◆ Data entries
Start

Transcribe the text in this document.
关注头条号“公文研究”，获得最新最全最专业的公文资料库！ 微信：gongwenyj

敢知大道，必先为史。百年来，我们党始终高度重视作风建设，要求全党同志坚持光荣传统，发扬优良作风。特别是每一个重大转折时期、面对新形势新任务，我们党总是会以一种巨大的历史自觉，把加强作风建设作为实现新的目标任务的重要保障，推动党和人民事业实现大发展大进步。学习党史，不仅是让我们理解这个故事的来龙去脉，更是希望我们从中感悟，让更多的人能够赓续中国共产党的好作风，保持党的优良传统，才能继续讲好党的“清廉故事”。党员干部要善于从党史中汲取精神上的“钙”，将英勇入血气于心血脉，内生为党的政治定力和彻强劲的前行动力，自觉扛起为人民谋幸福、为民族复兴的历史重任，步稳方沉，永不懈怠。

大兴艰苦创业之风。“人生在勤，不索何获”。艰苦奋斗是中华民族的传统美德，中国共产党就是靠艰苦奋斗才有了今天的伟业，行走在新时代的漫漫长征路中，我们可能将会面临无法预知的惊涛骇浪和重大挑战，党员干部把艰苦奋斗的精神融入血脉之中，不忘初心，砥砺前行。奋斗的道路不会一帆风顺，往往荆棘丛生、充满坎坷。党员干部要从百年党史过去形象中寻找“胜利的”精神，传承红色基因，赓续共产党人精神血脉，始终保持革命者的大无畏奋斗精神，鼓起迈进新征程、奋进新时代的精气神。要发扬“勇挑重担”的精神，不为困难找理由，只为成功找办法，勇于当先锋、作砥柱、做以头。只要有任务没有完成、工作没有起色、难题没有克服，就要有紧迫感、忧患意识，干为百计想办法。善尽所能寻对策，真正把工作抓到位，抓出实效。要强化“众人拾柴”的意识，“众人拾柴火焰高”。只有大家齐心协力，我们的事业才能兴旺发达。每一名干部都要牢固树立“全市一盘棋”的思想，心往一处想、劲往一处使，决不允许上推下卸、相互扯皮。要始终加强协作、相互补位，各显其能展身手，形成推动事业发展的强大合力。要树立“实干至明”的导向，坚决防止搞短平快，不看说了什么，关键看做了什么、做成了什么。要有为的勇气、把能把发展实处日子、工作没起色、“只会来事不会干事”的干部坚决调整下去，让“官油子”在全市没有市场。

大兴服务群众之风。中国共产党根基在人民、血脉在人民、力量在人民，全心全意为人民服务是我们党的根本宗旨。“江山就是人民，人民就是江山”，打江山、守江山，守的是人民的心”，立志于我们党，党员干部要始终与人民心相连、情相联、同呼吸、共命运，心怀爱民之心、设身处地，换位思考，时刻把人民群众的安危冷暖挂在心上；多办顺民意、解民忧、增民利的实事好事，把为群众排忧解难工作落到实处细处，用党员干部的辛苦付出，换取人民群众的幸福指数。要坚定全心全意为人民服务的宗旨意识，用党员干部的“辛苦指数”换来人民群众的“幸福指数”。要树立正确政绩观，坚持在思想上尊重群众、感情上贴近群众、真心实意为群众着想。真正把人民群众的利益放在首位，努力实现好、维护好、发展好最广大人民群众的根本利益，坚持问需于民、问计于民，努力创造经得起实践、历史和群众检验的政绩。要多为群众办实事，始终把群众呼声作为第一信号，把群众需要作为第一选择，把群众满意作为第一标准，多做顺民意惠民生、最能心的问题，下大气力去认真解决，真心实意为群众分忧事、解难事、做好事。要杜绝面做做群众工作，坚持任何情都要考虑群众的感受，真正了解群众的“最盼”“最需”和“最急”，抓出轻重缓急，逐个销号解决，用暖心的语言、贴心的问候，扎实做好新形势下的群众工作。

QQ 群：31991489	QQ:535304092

End

◆ Exercise requirements
What do the records say? Quote them all exactly.

◆ Exercise solution
Transcribe the text in this document.
关注头条号“公文研究”，获得最新最全最专业的公文资料库！ 微信：gongwenyj

敢知大道，必先为史。百年来，我们党始终高度重视作风建设，要求全党同志坚持光荣传统，发扬优良作风。特别是每一个重大转折时期、面对新形势新任务，我们党总是会以一种巨大的历史自觉，把加强作风建设作为实现新的目标任务的重要保障，推动党和人民事业实现大发展大进步。学习党史，不仅是让我们理解这个故事的来龙去脉，更是希望我们从中感悟，让更多的人能够赓续中国共产党的好作风，保持党的优良传统，才能继续讲好党的“清廉故事”。党员干部要善于从党史中汲取精神上的“钙”，将英勇入血气于心血脉，内生为党的政治定力和彻强劲的前行动力，自觉扛起为人民谋幸福、为民族复兴的历史重任，步稳方沉，永不懈怠。

大兴艰苦创业之风。“人生在勤，不索何获”。艰苦奋斗是中华民族的传统美德，中国共产党就是靠艰苦奋斗才有了今天的伟业，行走在新时代的漫漫长征路中，我们可能将会面临无法预知的惊涛骇浪和重大挑战，党员干部把艰苦奋斗的精神融入血脉之中，不忘初心，砥砺前行。奋斗的道路不会一帆风顺，往往荆棘丛生、充满坎坷。党员干部要从百年党史过去形象中寻找“胜利的”精神，传承红色基因，赓续共产党人精神血脉，始终保持革命者的大无畏奋斗精神，鼓起迈进新征程、奋进新时代的精气神。要发扬“勇挑重担”的精神，不为困难找理由，只为成功找办法，勇于当先锋、作砥柱、做以头。只要有任务没有完成、工作没有起色、难题没有克服，就要有紧迫感、忧患意识，干为百计想办法。善尽所能寻对策，真正把工作抓到位，抓出实效。要强化“众人拾柴”的意识，“众人拾柴火焰高”。只有大家齐心协力，我们的事业才能兴旺发达。每一名干部都要牢固树立“全市一盘棋”的思想，心往一处想、劲往一处使，决不允许上推下卸、相互扯皮。要始终加强协作、相互补位，各显其能展身手，形成推动事业发展的强大合力。要树立“实干至明”的导向，坚决防止搞短平快，不看说了什么，关键看做了什么、做成了什么。要有为的勇气、把能把发展实处日子、工作没起色、“只会来事不会干事”的干部坚决调整下去，让“官油子”在全市没有市场。

大兴服务群众之风。中国共产党根基在人民、血脉在人民、力量在人民，全心全意为人民服务是我们党的根本宗旨。“江山就是人民，人民就是江山”，打江山、守江山，守的是人民的心”，立志于我们党，党员干部要始终与人民心相连、情相联、同呼吸、共命运，心怀爱民之心、设身处地，换位思考，时刻把人民群众的安危冷暖挂在心上；多办顺民意、解民忧、增民利的实事好事，把为群众排忧解难工作落到实处细处，用党员干部的辛苦付出，换取人民群众的幸福指数。要坚定全心全意为人民服务的宗旨意识，用党员干部的“辛苦指数”换来人民群众的“幸福指数”。要树立正确政绩观，坚持在思想上尊重群众、感情上贴近群众、真心实意为群众着想。真正把人民群众的利益放在首位，努力实现好、维护好、发展好最广大人民群众的根本利益，坚持问需于民、问计于民，努力创造经得起实践、历史和群众检验的政绩。要多为群众办实事，始终把群众呼声作为第一信号，把群众需要作为第一选择，把群众满意作为第一标准，多做顺民意惠民生、最能心的问题，下大气力去认真解决，真心实意为群众分忧事、解难事、做好事。要杜绝面做做群众工作，坚持任何情都要考虑群众的感受，真正了解群众的“最盼”“最需”和“最急”，抓出轻重缓急，逐个销号解决，用暖心的语言、贴心的问候，扎实做好新形势下的群众工作。

QQ 群：31991489	QQ:535304092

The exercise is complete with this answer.